▸ What to produce: From the data that follows, report how many lines hold the string "Düsen", giving only the number.

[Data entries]
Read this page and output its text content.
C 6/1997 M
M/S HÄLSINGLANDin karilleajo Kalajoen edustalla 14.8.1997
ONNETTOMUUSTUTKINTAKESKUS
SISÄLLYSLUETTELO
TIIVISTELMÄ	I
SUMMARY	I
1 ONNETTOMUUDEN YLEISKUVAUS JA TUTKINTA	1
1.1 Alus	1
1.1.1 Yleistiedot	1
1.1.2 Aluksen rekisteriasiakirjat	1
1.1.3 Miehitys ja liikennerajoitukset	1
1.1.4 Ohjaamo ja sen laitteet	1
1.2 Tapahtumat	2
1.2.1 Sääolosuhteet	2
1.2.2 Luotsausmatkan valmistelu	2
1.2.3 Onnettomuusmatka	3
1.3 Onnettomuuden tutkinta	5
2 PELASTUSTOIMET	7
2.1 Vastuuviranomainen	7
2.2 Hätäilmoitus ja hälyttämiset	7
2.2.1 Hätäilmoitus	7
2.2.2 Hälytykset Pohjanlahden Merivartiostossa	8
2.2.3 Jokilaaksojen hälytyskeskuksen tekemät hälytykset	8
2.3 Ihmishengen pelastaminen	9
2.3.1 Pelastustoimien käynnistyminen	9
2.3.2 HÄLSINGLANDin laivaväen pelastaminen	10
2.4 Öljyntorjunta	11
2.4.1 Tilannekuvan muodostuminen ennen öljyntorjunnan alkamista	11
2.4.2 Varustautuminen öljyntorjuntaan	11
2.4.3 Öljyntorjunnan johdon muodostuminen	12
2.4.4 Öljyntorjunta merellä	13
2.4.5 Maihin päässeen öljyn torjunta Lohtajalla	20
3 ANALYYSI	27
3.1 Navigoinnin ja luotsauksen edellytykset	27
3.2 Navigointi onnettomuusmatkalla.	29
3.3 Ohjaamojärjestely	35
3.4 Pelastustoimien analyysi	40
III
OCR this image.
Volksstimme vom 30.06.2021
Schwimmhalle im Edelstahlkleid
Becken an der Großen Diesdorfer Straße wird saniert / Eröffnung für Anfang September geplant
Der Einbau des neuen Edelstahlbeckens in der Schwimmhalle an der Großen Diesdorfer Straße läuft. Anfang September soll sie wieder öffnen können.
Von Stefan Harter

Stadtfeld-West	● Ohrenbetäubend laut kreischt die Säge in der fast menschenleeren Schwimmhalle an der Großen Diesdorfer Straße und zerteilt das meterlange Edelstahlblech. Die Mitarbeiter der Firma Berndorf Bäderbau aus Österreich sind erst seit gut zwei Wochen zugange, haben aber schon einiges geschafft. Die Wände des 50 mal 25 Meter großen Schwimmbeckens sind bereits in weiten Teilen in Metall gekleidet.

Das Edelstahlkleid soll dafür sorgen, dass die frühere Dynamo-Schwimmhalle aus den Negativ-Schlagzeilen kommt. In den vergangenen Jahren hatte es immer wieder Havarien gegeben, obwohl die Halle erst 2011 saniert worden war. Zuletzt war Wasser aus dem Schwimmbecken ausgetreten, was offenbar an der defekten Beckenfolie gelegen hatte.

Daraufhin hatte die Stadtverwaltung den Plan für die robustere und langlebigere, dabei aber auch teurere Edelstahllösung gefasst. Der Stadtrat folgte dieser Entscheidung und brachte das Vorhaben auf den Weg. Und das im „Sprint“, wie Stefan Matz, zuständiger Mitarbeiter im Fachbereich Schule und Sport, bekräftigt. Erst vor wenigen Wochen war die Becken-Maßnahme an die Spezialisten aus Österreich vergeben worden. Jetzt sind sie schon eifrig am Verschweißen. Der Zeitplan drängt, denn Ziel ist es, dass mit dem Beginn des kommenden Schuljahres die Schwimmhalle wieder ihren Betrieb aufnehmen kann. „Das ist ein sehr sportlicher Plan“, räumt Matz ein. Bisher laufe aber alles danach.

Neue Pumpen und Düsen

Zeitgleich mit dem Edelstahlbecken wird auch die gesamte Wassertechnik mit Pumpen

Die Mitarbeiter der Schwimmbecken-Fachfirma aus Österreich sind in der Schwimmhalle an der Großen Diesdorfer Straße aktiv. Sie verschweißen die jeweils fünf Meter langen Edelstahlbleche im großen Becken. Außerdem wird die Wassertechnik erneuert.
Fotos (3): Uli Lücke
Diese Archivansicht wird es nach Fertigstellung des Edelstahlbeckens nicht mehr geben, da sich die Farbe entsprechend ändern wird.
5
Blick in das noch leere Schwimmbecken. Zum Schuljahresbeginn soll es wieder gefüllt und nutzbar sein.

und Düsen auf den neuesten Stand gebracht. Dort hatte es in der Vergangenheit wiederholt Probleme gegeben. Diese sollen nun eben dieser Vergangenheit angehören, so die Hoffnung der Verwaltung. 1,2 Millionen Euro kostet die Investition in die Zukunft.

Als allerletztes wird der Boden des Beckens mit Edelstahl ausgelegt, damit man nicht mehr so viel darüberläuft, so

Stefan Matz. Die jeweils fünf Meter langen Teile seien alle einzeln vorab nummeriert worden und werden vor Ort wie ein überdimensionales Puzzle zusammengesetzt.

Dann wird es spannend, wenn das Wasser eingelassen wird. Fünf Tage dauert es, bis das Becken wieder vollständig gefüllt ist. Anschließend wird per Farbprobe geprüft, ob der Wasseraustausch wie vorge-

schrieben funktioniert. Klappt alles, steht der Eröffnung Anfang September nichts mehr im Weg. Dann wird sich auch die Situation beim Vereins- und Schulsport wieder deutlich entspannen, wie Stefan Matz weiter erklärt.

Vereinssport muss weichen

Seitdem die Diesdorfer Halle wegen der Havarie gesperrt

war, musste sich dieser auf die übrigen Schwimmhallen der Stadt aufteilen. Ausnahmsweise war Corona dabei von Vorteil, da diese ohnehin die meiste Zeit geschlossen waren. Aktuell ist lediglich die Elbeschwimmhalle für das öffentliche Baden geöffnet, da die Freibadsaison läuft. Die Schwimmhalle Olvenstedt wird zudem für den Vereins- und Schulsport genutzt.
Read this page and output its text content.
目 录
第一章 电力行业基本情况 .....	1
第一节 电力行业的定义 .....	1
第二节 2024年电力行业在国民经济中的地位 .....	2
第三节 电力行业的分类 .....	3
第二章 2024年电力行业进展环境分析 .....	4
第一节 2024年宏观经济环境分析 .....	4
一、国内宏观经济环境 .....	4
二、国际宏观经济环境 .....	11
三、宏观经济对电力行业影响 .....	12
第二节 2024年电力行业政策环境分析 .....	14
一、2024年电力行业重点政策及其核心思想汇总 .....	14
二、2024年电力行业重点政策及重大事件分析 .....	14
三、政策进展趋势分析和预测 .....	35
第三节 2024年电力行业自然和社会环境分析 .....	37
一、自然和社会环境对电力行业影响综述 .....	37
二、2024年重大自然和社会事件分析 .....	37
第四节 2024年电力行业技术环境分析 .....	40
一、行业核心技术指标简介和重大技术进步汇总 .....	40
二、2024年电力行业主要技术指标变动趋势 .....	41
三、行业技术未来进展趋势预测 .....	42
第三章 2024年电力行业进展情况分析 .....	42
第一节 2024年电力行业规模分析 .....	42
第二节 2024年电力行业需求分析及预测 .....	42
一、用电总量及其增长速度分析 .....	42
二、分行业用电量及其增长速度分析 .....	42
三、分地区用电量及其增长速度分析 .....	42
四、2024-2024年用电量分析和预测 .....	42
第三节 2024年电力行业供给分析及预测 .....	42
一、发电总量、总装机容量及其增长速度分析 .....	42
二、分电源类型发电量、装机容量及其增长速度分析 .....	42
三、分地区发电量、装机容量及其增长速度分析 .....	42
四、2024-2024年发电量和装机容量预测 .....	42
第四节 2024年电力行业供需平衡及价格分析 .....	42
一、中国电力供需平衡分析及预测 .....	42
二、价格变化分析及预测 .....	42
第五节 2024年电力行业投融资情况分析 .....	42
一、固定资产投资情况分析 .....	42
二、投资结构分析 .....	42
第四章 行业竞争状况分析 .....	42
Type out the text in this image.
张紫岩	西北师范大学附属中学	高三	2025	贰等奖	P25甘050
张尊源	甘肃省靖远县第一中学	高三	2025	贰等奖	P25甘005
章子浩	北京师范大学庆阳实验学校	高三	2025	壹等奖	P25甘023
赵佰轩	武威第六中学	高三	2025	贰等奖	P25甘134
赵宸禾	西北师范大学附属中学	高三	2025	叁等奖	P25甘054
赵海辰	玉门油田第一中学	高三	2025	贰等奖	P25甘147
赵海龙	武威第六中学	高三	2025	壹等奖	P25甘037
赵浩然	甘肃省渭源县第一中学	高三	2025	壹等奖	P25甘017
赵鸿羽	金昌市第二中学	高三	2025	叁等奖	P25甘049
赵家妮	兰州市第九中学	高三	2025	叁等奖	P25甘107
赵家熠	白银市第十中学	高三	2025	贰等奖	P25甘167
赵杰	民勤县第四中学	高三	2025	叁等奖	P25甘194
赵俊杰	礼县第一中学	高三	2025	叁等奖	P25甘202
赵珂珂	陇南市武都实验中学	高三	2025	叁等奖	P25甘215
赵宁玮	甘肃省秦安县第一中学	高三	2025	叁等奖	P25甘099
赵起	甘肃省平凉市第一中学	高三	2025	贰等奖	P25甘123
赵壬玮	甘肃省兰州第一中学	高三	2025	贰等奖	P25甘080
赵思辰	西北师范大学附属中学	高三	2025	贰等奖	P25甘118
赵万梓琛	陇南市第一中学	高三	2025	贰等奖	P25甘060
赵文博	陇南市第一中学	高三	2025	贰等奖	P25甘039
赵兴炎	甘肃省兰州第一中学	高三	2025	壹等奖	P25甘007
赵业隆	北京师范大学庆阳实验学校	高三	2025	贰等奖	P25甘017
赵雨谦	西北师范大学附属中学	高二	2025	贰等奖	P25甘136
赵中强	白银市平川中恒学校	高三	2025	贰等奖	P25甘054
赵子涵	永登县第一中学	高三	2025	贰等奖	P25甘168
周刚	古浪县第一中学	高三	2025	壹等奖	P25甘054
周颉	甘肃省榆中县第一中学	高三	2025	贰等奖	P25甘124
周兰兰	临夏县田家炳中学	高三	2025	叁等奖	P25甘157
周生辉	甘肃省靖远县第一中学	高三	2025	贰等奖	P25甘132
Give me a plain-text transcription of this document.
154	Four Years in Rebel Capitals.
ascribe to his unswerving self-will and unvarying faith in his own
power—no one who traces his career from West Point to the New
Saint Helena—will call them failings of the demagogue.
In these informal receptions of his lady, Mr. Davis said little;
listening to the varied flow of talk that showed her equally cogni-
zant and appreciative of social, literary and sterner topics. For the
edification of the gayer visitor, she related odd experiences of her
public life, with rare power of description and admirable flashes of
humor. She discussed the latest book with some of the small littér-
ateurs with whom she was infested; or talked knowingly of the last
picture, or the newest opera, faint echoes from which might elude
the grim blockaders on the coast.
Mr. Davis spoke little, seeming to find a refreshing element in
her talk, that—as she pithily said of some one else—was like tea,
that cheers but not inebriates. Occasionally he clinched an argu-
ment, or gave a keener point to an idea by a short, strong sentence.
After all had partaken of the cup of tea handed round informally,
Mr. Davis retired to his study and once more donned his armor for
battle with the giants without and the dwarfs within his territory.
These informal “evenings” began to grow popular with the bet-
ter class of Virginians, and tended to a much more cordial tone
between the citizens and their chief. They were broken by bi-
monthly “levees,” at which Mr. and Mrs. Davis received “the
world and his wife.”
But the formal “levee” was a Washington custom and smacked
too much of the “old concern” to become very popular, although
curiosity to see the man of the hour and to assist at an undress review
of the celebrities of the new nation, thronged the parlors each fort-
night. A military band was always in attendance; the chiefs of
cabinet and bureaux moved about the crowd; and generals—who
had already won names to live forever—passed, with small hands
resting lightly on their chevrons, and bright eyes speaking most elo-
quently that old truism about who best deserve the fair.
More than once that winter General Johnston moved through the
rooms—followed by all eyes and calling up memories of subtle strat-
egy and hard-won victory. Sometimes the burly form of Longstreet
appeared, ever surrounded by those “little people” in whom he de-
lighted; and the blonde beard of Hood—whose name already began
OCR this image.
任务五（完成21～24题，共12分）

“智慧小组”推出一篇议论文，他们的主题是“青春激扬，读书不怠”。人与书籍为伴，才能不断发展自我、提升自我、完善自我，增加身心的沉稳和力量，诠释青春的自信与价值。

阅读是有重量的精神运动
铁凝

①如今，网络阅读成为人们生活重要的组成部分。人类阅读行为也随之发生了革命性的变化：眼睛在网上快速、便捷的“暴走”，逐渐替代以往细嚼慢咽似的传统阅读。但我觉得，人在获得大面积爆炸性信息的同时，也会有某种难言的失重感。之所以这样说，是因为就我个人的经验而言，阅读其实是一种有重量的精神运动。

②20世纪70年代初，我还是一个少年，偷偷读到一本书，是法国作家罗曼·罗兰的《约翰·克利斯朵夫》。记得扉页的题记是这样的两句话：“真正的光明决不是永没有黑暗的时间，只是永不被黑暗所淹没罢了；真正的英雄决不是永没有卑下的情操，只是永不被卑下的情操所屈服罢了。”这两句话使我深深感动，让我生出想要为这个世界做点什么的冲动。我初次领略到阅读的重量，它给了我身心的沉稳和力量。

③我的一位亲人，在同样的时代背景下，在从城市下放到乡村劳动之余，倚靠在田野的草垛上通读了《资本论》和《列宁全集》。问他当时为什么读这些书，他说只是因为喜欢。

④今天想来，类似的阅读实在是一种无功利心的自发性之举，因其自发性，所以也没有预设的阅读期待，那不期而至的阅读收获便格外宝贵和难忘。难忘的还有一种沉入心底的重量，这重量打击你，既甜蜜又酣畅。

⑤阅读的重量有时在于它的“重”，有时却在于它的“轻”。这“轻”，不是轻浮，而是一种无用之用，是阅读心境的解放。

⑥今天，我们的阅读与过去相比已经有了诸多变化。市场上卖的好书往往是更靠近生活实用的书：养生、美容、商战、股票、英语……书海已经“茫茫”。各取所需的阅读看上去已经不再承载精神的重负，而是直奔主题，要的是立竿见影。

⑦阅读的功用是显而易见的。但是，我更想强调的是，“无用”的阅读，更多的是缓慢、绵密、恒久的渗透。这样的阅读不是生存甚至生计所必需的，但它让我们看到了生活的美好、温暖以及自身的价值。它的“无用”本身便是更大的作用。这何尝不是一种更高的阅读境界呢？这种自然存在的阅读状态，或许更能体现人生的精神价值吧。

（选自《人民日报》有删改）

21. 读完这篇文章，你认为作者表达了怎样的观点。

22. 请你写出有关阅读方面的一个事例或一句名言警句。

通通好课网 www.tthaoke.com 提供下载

▸ Output for this exercise: 2